Dataset entries on figures:
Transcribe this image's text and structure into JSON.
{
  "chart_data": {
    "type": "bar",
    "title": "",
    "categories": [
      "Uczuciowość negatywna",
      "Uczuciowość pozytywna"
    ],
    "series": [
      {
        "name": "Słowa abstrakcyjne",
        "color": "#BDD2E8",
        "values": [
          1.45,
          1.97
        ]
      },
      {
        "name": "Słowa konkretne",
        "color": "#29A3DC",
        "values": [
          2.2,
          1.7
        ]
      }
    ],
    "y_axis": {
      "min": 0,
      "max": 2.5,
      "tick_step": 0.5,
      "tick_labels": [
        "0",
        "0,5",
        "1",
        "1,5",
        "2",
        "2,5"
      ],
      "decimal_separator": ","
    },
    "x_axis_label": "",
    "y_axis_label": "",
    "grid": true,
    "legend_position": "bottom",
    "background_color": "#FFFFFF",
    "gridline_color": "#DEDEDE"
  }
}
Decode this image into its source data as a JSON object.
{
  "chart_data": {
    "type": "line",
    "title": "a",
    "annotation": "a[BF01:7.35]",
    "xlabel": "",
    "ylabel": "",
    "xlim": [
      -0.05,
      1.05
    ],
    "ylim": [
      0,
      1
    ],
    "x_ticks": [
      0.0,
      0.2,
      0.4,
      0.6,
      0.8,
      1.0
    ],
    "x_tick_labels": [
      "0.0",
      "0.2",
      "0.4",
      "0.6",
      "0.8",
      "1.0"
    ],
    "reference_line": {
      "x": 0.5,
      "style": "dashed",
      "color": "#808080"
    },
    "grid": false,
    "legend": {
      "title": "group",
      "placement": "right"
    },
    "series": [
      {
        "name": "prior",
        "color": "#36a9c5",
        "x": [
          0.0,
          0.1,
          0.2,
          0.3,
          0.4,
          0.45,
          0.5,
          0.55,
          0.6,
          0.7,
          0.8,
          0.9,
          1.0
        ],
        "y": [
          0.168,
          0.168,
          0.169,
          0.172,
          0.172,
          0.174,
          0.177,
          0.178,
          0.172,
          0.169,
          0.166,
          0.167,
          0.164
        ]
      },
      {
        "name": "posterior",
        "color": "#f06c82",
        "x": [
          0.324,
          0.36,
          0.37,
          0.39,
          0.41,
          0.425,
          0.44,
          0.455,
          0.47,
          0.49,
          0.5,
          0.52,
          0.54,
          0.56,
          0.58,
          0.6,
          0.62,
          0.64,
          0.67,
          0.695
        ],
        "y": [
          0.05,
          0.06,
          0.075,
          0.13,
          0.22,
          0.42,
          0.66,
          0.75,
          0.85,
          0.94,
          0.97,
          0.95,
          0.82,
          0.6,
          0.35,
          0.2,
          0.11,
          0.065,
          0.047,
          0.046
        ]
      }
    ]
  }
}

Objective: Out of the material above, select every line that holds the string "Słowa".

Correct response:
        "name": "Słowa abstrakcyjne",
        "name": "Słowa konkretne",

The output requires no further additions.